Collection entries:
%%

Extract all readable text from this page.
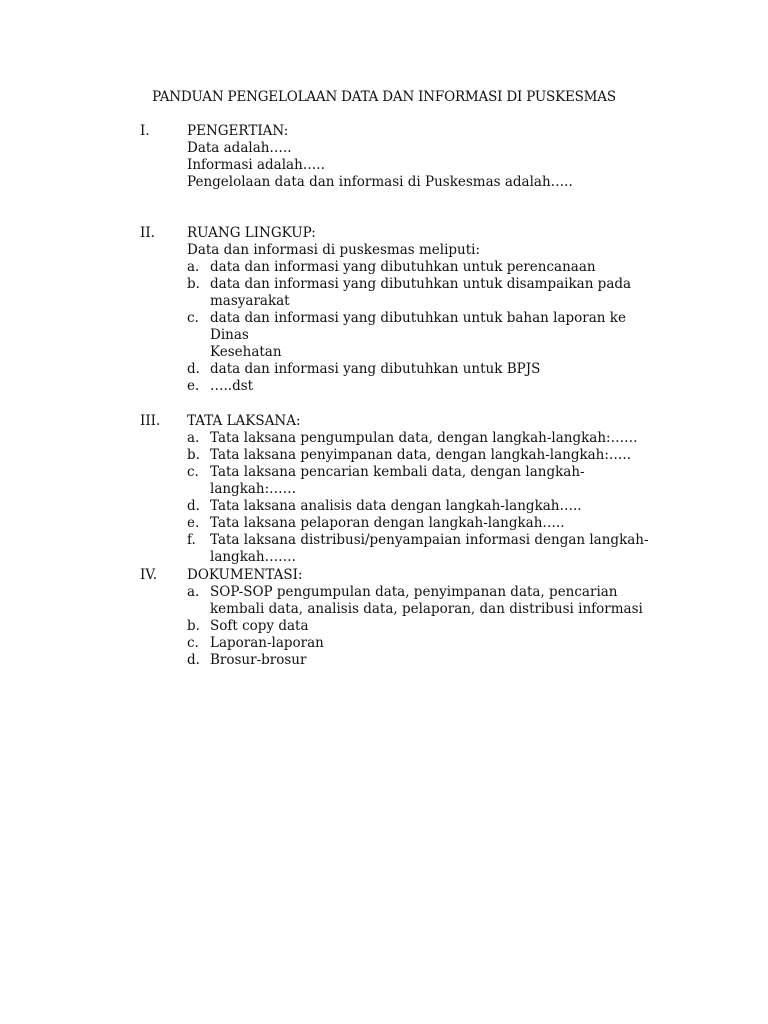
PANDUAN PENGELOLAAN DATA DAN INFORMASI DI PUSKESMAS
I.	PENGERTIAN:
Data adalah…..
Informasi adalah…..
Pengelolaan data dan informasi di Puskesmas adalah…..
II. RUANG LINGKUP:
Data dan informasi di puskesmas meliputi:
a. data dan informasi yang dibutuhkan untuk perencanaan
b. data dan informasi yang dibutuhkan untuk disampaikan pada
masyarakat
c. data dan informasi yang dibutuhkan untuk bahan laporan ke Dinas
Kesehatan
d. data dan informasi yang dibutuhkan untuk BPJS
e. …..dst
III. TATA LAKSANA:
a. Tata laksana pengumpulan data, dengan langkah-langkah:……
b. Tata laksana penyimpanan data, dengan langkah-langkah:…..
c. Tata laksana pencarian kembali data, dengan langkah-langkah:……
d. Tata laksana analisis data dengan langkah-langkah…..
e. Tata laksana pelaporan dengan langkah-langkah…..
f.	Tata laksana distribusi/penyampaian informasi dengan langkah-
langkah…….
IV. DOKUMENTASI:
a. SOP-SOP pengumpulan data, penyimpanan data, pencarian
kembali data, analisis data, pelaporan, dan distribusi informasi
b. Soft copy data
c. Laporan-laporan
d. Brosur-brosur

%%
%%

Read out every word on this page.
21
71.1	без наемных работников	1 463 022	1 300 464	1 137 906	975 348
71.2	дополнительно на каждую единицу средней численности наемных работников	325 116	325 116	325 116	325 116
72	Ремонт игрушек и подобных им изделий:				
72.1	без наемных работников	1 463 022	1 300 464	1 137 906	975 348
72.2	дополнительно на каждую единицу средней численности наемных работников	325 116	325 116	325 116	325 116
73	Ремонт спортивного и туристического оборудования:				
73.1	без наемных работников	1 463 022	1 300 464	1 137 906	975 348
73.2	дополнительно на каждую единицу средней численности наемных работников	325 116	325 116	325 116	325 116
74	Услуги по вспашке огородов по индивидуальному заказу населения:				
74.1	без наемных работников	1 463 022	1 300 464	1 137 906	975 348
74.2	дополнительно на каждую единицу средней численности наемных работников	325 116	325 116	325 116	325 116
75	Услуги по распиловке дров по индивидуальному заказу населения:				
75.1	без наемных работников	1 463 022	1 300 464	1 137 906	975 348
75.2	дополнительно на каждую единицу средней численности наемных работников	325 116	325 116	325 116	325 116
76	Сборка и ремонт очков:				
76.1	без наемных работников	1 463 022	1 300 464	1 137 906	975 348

%%
%%

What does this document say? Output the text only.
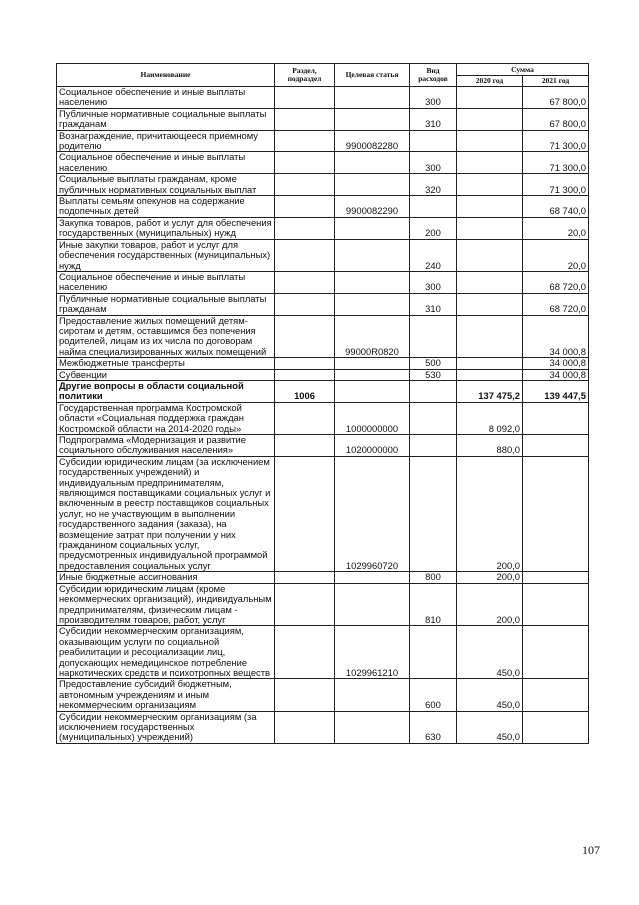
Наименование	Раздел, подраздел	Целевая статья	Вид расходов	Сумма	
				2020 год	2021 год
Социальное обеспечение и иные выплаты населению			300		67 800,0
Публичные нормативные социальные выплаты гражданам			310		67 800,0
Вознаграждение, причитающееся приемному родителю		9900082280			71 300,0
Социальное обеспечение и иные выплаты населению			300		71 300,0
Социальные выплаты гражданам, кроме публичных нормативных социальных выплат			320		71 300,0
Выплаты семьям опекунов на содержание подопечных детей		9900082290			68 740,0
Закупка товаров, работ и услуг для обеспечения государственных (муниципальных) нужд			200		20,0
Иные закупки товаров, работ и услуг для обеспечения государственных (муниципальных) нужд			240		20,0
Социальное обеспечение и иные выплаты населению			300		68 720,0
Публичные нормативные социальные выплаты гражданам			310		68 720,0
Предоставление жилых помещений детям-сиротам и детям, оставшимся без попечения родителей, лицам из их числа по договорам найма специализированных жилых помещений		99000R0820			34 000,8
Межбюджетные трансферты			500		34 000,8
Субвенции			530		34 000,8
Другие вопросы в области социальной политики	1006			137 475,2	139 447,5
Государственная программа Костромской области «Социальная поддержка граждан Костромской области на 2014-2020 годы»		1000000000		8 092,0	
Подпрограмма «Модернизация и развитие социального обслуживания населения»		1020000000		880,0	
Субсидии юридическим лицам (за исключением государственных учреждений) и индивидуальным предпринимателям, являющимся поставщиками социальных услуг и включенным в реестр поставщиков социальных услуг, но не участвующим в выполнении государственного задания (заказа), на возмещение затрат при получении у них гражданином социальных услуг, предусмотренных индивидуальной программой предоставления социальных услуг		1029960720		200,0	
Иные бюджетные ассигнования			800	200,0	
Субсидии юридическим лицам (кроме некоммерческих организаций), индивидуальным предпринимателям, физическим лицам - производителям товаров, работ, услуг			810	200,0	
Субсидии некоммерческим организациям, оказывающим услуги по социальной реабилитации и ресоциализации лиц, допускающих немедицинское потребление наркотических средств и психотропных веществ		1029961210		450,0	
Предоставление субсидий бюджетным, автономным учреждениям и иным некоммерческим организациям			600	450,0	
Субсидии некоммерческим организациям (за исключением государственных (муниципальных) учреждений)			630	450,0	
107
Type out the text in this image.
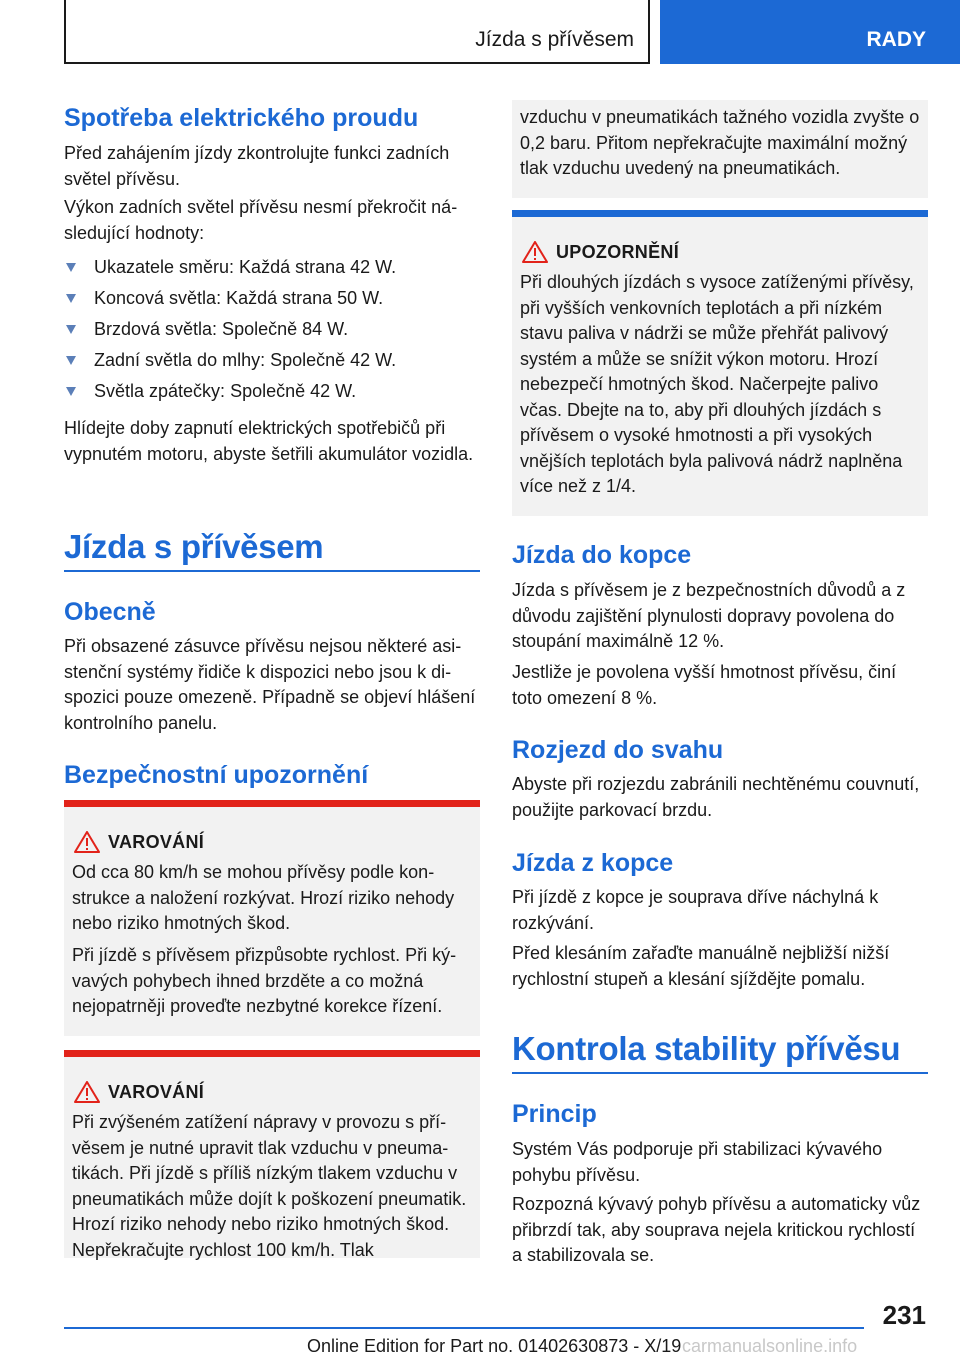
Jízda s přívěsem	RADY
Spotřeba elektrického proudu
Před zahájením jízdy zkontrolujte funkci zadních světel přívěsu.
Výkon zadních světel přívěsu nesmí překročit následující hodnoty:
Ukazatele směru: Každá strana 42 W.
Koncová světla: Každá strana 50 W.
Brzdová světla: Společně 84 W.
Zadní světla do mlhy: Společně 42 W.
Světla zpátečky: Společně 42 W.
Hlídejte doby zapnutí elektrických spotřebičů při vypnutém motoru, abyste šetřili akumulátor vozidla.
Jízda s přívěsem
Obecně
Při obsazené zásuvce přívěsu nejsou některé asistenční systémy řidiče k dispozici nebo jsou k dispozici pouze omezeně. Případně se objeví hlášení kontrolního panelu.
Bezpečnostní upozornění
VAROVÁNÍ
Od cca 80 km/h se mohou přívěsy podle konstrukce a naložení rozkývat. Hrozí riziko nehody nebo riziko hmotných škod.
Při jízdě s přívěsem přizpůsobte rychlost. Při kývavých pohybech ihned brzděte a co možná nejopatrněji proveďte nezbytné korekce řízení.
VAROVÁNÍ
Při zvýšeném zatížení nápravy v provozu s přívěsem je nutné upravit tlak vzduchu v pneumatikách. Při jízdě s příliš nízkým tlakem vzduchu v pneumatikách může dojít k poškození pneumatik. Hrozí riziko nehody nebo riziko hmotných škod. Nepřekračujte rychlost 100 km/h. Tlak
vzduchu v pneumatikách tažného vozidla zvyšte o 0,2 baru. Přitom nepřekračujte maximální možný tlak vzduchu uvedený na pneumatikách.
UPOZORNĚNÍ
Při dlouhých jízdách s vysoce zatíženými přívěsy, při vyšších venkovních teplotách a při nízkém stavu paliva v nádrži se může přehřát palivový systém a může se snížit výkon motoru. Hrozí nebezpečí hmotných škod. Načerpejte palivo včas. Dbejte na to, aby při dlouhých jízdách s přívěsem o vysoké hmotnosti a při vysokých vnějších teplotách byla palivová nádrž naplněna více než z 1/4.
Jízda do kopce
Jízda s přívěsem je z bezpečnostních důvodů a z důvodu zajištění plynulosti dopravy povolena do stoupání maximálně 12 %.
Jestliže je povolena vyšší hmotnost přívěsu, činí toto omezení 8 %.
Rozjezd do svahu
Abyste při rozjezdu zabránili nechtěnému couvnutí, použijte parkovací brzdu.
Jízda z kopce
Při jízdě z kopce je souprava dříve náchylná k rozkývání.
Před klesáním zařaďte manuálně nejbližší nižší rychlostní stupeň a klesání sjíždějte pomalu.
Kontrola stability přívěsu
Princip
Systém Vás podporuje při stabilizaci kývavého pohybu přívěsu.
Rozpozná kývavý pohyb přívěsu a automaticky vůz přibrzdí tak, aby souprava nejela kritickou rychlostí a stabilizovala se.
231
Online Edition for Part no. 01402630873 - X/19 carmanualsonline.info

%%

• [Exercise directions]: Search the data for the string "социальных" and copy each line where it appears.

• [Written answer]:
Социальные выплаты гражданам, кроме публичных нормативных социальных выплат			320		71 300,0
Субсидии юридическим лицам (за исключением государственных учреждений) и индивидуальным предпринимателям, являющимся поставщиками социальных услуг и включенным в реестр поставщиков социальных услуг, но не участвующим в выполнении государственного задания (заказа), на возмещение затрат при получении у них гражданином социальных услуг, предусмотренных индивидуальной программой предоставления социальных услуг		1029960720		200,0	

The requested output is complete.